■ **Prompt**: Write a continuation of the news report below on the ruling in the defamation suit against Kari Lake, starting from where it stops.
───── Excerpt provided ─────
Kari Lake

Kari Lake holding a press conference earlier this year. 

PHOENIX — Kari Lake will now have to prove the charges she leveled against Maricopa County Recorder Stephen Richer are true to avoid being found guilty of defaming him.

In an extensive ruling Wednesday, a Maricopa County judge said it is clear the claims made by Lake, the failed Republican candidate for governor, that Richer sabotaged the election were not, as her lawyers claim, “mere rhetorical hyperbole.’’

“In point of fact, defendant Lake’s statements regarding improper 19-inch ballots and/or the existence of 300,000 fraudulent ballots may be discerned by a factfinder as either true or false when considered in the light of any available evidence. These statements constitute assertions of fact that are actionable under prevailing Arizona law,” Superior Court Judge Jay Adleman wrote in allowing Richer’s defamation lawsuit against Lake to go forward.
───── Supplied data ─────
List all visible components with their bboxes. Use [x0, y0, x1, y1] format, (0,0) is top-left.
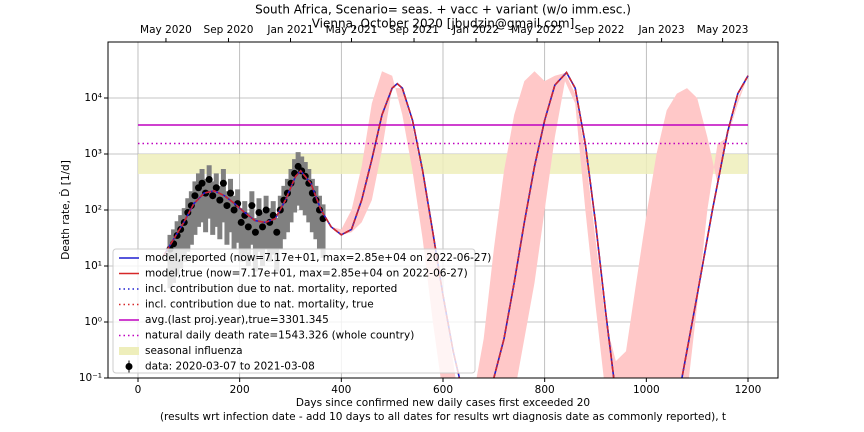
─────
■ **Right answer**:
That means the burden is now on Lake to back up, in court, what she said about him — and she has been unable to prove her claims in her legal efforts to get any court to overturn her 2022 election loss to Democrat Katie Hobbs by more than 17,000 votes.

“Actual malice”

And there’s something else.

Adleman said Richer has enough allegations in his lawsuit against Lake, her campaign and the Save Arizona Fund she has used to raise cash, to provide a basis to show she acted with “actual malice.”

That is critical.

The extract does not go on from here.